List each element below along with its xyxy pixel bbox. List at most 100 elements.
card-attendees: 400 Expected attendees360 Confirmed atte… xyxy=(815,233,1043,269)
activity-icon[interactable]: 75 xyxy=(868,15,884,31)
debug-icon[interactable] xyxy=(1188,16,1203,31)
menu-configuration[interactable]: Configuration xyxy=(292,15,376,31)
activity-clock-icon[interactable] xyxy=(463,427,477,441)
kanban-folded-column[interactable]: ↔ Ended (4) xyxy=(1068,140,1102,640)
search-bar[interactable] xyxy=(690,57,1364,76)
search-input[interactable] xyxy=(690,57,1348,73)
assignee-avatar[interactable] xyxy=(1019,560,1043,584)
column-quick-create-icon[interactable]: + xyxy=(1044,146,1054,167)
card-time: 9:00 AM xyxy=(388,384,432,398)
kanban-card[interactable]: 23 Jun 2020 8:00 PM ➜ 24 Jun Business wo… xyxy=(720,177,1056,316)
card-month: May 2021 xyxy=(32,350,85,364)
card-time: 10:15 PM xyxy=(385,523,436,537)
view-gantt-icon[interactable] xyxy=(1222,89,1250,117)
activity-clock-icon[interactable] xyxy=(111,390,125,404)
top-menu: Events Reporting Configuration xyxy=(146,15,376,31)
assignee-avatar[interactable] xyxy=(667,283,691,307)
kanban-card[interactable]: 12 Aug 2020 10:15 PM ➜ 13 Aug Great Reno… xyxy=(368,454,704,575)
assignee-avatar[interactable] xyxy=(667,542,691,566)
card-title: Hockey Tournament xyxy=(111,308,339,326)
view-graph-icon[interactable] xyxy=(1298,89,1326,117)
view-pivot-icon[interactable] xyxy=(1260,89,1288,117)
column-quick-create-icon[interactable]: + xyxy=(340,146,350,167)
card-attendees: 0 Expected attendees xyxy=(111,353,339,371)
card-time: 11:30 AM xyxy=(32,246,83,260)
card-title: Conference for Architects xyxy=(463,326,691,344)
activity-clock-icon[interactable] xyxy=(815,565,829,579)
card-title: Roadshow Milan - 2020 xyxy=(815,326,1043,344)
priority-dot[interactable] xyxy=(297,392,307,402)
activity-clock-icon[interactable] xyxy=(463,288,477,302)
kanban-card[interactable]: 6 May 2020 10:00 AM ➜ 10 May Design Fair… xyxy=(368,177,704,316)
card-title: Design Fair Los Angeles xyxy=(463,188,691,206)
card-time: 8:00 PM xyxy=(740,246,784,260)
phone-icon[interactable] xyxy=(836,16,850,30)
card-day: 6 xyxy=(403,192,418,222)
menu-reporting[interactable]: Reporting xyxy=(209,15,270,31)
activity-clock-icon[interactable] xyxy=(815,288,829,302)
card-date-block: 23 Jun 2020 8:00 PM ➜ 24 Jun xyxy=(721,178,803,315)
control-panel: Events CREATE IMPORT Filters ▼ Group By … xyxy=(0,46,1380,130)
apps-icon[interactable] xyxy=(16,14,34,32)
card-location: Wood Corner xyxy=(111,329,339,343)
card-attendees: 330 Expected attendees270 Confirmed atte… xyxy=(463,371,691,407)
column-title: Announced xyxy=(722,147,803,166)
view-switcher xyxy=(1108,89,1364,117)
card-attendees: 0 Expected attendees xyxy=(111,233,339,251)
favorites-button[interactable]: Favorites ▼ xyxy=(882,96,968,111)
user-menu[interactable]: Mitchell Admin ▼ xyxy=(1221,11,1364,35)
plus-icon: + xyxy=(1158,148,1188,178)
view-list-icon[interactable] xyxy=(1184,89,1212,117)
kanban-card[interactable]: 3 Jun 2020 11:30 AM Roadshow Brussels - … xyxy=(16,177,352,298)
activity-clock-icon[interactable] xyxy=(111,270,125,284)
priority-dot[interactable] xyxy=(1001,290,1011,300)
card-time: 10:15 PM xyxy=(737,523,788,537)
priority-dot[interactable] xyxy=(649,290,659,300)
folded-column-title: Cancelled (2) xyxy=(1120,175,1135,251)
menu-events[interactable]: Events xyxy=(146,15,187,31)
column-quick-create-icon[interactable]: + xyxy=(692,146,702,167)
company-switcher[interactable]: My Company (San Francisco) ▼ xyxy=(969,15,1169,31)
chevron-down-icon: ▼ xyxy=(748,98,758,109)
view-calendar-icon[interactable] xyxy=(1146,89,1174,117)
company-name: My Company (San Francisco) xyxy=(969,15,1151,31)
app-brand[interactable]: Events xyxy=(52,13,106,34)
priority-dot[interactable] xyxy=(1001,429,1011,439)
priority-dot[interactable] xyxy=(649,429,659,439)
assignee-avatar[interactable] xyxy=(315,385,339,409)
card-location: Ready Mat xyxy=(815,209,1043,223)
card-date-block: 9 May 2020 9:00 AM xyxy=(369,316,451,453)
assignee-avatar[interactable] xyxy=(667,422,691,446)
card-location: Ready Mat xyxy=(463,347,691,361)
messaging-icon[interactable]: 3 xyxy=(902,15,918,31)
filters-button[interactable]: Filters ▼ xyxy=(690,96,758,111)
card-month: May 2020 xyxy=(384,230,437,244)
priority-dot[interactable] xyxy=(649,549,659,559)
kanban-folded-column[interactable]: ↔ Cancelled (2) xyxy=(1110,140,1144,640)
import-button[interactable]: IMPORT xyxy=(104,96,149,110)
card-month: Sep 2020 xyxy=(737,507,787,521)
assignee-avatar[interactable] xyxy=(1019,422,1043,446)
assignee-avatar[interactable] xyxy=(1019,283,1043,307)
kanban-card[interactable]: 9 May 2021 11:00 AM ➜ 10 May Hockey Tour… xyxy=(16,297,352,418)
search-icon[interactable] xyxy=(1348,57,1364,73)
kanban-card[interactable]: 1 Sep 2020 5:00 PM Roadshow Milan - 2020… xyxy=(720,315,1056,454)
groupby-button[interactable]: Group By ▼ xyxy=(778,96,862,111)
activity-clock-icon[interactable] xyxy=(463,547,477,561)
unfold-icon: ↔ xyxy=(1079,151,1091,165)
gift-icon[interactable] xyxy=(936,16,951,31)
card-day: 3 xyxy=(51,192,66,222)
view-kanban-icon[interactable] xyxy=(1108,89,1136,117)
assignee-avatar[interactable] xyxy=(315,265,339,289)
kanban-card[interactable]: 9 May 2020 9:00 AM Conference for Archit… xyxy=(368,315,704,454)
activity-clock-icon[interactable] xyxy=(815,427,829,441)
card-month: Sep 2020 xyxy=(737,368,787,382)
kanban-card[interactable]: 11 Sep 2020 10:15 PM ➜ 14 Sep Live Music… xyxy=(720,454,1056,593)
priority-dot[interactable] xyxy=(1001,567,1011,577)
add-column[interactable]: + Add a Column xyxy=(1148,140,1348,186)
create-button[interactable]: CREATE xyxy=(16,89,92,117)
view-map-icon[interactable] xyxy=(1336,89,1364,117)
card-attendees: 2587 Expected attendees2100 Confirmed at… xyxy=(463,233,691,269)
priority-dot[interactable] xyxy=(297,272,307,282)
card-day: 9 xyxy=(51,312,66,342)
______________________________
What you are asked to do:
Update the part of the data that opens with its first line and closes with the line containing "kanban-card[interactable]: 23 Jun": replace "Ended" with "Closed" and keep everything else the same.

The reply:
List each element below along with its xyxy pixel bbox. List at most 100 elements.
card-attendees: 400 Expected attendees360 Confirmed atte… xyxy=(815,233,1043,269)
activity-icon[interactable]: 75 xyxy=(868,15,884,31)
debug-icon[interactable] xyxy=(1188,16,1203,31)
menu-configuration[interactable]: Configuration xyxy=(292,15,376,31)
activity-clock-icon[interactable] xyxy=(463,427,477,441)
kanban-folded-column[interactable]: ↔ Closed (4) xyxy=(1068,140,1102,640)
search-bar[interactable] xyxy=(690,57,1364,76)
search-input[interactable] xyxy=(690,57,1348,73)
assignee-avatar[interactable] xyxy=(1019,560,1043,584)
column-quick-create-icon[interactable]: + xyxy=(1044,146,1054,167)
card-time: 9:00 AM xyxy=(388,384,432,398)
kanban-card[interactable]: 23 Jun 2020 8:00 PM ➜ 24 Jun Business wo… xyxy=(720,177,1056,316)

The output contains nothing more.